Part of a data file
##############################

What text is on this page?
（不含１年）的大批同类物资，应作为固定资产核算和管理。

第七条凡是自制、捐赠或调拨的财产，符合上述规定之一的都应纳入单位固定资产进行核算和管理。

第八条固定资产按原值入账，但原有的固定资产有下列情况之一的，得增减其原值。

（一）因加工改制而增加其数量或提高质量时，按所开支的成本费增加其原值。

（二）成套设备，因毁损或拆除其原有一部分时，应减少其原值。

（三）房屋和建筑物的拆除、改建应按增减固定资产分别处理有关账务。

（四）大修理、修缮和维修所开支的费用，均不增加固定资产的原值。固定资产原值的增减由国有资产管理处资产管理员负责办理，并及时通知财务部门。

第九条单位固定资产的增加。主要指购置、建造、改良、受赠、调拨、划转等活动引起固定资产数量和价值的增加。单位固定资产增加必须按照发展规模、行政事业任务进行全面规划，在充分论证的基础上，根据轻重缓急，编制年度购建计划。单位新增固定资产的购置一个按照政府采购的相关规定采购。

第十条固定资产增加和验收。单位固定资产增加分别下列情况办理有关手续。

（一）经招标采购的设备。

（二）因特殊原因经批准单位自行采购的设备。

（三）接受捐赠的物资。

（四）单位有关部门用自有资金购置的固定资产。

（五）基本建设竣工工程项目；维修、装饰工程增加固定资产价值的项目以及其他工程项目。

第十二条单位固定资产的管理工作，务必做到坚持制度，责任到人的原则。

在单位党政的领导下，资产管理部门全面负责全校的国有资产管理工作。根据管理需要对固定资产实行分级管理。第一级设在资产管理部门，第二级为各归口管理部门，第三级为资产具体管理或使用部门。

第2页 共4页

##############################

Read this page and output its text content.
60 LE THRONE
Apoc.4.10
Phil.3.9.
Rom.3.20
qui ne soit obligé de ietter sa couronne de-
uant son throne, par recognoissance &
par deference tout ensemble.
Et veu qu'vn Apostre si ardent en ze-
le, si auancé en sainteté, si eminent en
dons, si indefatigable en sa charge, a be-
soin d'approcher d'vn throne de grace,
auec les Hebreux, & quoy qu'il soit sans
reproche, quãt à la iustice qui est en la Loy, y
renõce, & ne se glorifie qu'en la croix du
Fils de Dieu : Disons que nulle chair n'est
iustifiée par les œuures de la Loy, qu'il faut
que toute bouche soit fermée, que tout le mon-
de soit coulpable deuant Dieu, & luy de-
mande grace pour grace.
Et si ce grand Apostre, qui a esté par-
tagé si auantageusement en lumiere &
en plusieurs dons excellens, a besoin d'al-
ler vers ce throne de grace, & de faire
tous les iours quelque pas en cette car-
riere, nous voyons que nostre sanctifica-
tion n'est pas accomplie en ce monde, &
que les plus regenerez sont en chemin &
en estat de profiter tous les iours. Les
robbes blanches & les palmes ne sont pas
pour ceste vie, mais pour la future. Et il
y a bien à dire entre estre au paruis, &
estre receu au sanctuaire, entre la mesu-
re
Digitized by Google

##############################

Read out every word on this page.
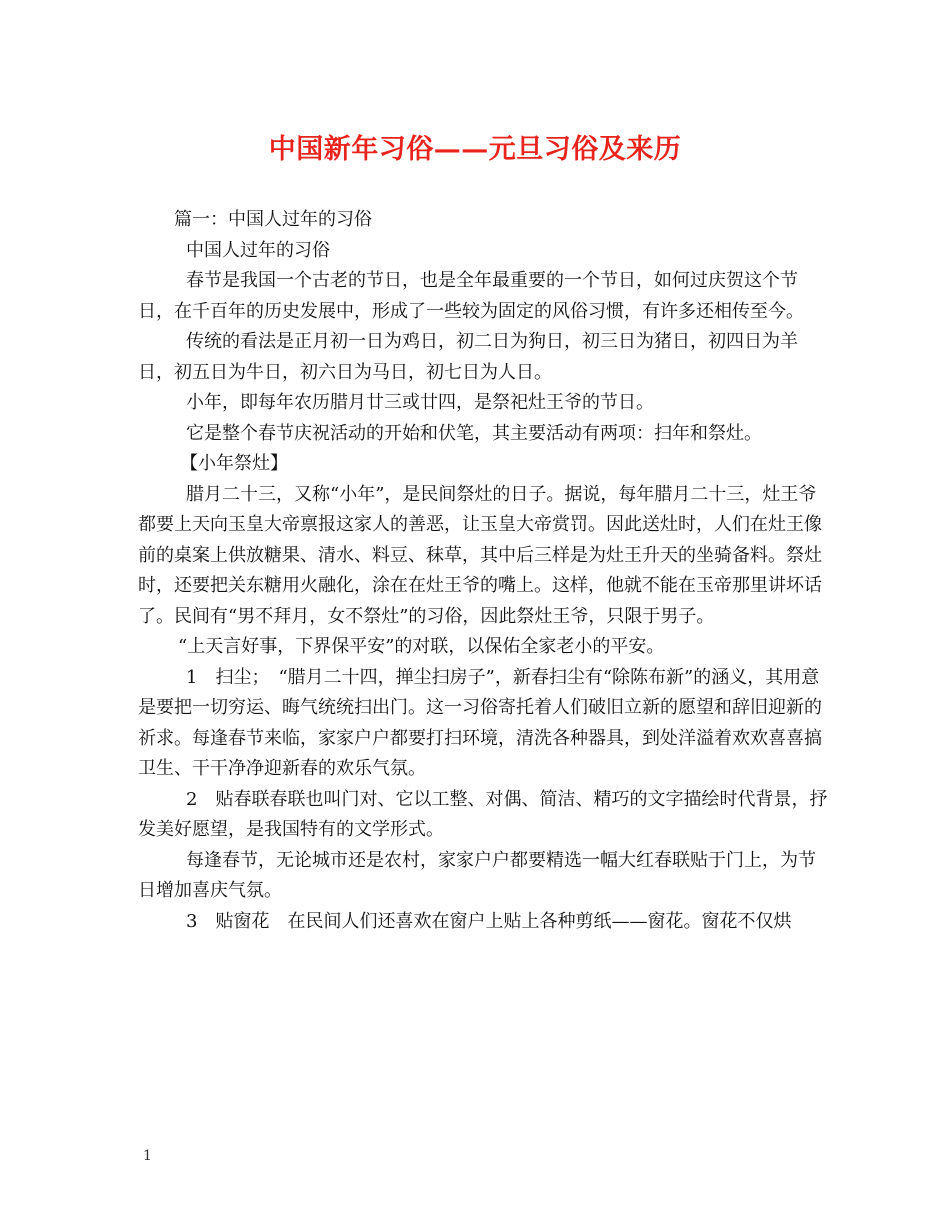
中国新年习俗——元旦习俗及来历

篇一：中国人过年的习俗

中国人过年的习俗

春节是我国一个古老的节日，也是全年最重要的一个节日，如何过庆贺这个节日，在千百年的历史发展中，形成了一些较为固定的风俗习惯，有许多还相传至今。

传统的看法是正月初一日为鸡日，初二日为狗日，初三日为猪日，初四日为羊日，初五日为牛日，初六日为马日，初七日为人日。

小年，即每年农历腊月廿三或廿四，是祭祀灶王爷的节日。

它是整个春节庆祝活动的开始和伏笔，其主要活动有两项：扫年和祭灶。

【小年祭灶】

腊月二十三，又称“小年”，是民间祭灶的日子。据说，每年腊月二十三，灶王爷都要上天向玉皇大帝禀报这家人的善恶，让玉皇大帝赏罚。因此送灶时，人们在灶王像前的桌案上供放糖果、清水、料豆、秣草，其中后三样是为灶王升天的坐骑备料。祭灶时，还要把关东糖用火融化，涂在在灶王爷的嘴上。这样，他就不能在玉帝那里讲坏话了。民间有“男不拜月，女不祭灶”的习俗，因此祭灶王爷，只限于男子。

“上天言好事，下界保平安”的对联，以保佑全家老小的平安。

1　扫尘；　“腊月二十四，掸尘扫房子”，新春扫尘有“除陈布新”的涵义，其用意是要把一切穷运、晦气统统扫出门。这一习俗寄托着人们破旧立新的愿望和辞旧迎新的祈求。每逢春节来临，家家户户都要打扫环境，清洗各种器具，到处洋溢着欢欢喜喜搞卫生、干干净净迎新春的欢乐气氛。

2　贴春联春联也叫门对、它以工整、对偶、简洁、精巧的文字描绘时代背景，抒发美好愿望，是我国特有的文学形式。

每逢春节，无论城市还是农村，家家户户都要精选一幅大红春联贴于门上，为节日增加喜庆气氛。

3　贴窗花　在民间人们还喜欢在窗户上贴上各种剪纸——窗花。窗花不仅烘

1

##############################

Written instruction: Which lines contain the word "pour"? Copy each of them.

Reply to the exercise:
mande grace pour grace.
pour ceste vie, mais pour la future. Et il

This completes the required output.